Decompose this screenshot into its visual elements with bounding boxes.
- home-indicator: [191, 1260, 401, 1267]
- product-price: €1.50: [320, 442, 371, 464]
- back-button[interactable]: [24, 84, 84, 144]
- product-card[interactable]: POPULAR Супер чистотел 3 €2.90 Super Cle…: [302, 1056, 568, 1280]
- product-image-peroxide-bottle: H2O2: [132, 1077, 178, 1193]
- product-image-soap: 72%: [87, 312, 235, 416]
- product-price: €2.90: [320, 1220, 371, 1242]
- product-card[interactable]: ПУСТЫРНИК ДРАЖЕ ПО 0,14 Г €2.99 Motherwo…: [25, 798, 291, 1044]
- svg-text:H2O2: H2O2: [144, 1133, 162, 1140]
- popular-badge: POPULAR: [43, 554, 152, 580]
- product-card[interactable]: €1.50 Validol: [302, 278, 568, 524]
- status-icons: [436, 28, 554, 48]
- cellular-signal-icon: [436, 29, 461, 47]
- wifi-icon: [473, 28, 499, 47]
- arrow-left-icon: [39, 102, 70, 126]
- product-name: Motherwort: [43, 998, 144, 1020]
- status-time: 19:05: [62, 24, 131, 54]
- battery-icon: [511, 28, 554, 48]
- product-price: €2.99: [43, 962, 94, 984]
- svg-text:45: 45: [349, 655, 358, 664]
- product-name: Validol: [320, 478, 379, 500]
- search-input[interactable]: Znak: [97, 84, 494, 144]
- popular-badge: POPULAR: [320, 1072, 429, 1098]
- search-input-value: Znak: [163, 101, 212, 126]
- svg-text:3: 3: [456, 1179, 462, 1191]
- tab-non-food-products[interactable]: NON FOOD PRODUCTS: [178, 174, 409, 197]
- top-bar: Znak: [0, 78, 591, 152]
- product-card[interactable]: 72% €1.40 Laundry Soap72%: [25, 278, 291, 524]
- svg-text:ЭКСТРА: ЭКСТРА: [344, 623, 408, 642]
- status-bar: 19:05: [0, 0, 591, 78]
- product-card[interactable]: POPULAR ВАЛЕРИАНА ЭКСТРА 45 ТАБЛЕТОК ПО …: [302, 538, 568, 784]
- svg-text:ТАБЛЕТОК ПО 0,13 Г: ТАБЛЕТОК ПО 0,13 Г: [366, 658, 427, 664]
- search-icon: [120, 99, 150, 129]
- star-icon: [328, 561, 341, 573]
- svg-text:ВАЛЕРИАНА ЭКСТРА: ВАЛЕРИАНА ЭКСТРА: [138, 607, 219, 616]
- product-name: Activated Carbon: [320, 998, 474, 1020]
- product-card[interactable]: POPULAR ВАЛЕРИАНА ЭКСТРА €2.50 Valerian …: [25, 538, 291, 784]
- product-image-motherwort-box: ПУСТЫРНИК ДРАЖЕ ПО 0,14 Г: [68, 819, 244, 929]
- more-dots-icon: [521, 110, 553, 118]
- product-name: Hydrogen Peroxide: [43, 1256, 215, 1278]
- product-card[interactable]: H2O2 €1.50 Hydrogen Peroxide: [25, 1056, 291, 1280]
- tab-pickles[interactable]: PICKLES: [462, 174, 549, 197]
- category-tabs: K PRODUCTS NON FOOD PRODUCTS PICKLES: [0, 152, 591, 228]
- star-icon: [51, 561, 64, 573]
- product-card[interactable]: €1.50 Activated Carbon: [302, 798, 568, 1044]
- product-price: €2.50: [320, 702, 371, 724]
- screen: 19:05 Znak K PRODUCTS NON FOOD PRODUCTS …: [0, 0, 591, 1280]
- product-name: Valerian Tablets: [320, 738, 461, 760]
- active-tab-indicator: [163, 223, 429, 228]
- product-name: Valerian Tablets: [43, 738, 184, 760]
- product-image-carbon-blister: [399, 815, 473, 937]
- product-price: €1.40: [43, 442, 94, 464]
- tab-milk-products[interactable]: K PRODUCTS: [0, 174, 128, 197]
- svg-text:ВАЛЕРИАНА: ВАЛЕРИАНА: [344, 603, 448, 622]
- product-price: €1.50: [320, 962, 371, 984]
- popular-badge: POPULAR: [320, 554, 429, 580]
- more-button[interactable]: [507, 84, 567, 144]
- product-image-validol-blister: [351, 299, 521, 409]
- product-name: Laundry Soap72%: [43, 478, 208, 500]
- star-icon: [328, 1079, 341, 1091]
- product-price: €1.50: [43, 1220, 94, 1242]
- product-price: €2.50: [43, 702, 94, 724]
====================
__YOUR GOAL__: Rewrite all of the records above, replacing each occurrence of "Activated Carbon" with "Charcoal Tablets" and leaving everything else unchanged.

__OUTPUT OF THE TASK__:
Decompose this screenshot into its visual elements with bounding boxes.
- home-indicator: [191, 1260, 401, 1267]
- product-price: €1.50: [320, 442, 371, 464]
- back-button[interactable]: [24, 84, 84, 144]
- product-card[interactable]: POPULAR Супер чистотел 3 €2.90 Super Cle…: [302, 1056, 568, 1280]
- product-image-peroxide-bottle: H2O2: [132, 1077, 178, 1193]
- product-image-soap: 72%: [87, 312, 235, 416]
- product-price: €2.90: [320, 1220, 371, 1242]
- product-card[interactable]: ПУСТЫРНИК ДРАЖЕ ПО 0,14 Г €2.99 Motherwo…: [25, 798, 291, 1044]
- svg-text:H2O2: H2O2: [144, 1133, 162, 1140]
- popular-badge: POPULAR: [43, 554, 152, 580]
- product-card[interactable]: €1.50 Validol: [302, 278, 568, 524]
- status-icons: [436, 28, 554, 48]
- cellular-signal-icon: [436, 29, 461, 47]
- wifi-icon: [473, 28, 499, 47]
- arrow-left-icon: [39, 102, 70, 126]
- product-name: Motherwort: [43, 998, 144, 1020]
- status-time: 19:05: [62, 24, 131, 54]
- battery-icon: [511, 28, 554, 48]
- product-price: €2.99: [43, 962, 94, 984]
- svg-text:45: 45: [349, 655, 358, 664]
- product-name: Validol: [320, 478, 379, 500]
- search-input[interactable]: Znak: [97, 84, 494, 144]
- popular-badge: POPULAR: [320, 1072, 429, 1098]
- search-input-value: Znak: [163, 101, 212, 126]
- svg-text:3: 3: [456, 1179, 462, 1191]
- tab-non-food-products[interactable]: NON FOOD PRODUCTS: [178, 174, 409, 197]
- top-bar: Znak: [0, 78, 591, 152]
- product-card[interactable]: 72% €1.40 Laundry Soap72%: [25, 278, 291, 524]
- svg-text:ЭКСТРА: ЭКСТРА: [344, 623, 408, 642]
- status-bar: 19:05: [0, 0, 591, 78]
- product-card[interactable]: POPULAR ВАЛЕРИАНА ЭКСТРА 45 ТАБЛЕТОК ПО …: [302, 538, 568, 784]
- svg-text:ТАБЛЕТОК ПО 0,13 Г: ТАБЛЕТОК ПО 0,13 Г: [366, 658, 427, 664]
- search-icon: [120, 99, 150, 129]
- star-icon: [328, 561, 341, 573]
- svg-text:ВАЛЕРИАНА ЭКСТРА: ВАЛЕРИАНА ЭКСТРА: [138, 607, 219, 616]
- product-name: Charcoal Tablets: [320, 998, 474, 1020]
- product-card[interactable]: POPULAR ВАЛЕРИАНА ЭКСТРА €2.50 Valerian …: [25, 538, 291, 784]
- product-image-motherwort-box: ПУСТЫРНИК ДРАЖЕ ПО 0,14 Г: [68, 819, 244, 929]
- more-dots-icon: [521, 110, 553, 118]
- product-name: Hydrogen Peroxide: [43, 1256, 215, 1278]
- product-card[interactable]: H2O2 €1.50 Hydrogen Peroxide: [25, 1056, 291, 1280]
- tab-pickles[interactable]: PICKLES: [462, 174, 549, 197]
- category-tabs: K PRODUCTS NON FOOD PRODUCTS PICKLES: [0, 152, 591, 228]
- star-icon: [51, 561, 64, 573]
- product-card[interactable]: €1.50 Charcoal Tablets: [302, 798, 568, 1044]
- product-price: €2.50: [320, 702, 371, 724]
- screen: 19:05 Znak K PRODUCTS NON FOOD PRODUCTS …: [0, 0, 591, 1280]
- product-name: Valerian Tablets: [320, 738, 461, 760]
- active-tab-indicator: [163, 223, 429, 228]
- product-name: Valerian Tablets: [43, 738, 184, 760]
- product-image-carbon-blister: [399, 815, 473, 937]
- product-price: €1.40: [43, 442, 94, 464]
- tab-milk-products[interactable]: K PRODUCTS: [0, 174, 128, 197]
- svg-text:ВАЛЕРИАНА: ВАЛЕРИАНА: [344, 603, 448, 622]
- product-price: €1.50: [320, 962, 371, 984]
- popular-badge: POPULAR: [320, 554, 429, 580]
- more-button[interactable]: [507, 84, 567, 144]
- product-image-validol-blister: [351, 299, 521, 409]
- product-name: Laundry Soap72%: [43, 478, 208, 500]
- star-icon: [328, 1079, 341, 1091]
- product-price: €1.50: [43, 1220, 94, 1242]
- product-price: €2.50: [43, 702, 94, 724]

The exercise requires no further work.